--- start ---
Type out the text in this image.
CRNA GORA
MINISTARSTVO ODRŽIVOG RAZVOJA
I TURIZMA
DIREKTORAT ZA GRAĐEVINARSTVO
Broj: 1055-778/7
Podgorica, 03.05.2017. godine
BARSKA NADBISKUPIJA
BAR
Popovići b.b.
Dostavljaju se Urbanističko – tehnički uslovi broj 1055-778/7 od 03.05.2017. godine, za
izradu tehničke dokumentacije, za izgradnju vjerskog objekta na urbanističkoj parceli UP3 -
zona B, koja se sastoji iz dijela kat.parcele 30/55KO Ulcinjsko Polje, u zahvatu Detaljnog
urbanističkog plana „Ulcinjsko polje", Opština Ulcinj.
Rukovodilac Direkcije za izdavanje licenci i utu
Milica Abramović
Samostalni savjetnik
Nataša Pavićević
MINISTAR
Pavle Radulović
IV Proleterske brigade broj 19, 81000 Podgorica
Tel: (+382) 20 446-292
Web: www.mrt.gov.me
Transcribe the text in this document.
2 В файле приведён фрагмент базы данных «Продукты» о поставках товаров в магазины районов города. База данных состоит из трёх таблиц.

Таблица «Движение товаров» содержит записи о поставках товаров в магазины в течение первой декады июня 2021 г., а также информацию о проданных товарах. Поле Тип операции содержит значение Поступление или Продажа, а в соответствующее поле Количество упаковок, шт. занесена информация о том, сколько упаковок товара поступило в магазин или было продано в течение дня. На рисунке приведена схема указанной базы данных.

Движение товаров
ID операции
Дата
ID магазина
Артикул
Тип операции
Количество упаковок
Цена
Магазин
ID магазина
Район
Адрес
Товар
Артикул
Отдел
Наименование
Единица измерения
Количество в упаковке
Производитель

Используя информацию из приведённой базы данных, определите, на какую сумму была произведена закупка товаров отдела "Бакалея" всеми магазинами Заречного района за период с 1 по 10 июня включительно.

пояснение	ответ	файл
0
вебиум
--- end ---
--- start ---
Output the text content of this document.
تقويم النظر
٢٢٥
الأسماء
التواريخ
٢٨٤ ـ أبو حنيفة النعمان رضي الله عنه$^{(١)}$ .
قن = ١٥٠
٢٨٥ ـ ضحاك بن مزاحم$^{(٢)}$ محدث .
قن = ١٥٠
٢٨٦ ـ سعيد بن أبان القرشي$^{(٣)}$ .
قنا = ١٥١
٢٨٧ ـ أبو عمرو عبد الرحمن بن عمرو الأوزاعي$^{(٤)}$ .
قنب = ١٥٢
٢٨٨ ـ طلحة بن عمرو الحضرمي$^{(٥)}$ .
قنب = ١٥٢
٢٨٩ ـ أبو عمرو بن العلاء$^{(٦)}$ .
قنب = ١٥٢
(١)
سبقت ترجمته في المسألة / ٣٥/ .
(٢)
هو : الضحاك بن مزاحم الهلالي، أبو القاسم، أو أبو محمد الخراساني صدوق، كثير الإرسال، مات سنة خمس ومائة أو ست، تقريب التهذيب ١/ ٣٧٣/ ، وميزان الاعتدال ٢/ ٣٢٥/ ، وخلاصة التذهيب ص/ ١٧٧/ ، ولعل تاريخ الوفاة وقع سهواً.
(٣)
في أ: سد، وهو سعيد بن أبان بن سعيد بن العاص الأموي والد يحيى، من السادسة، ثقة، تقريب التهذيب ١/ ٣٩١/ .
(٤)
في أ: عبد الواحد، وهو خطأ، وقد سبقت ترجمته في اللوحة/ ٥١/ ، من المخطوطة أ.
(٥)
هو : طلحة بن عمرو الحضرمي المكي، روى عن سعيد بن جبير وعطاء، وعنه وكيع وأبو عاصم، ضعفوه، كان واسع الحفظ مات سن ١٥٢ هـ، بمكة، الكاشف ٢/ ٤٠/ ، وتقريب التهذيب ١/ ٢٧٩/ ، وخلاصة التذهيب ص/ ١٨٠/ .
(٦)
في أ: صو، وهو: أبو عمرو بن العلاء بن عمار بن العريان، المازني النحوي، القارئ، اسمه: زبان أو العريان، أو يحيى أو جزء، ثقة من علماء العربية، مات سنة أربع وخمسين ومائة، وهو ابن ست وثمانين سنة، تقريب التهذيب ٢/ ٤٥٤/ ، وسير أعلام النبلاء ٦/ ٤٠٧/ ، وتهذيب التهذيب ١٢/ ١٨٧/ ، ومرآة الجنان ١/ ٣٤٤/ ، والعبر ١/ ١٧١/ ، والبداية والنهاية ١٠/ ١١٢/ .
--- end ---
WHAT IS NEEDED: Copy in full each line that holds the word "document".

IN RESPONSE:
Transcribe the text in this document.
Output the text content of this document.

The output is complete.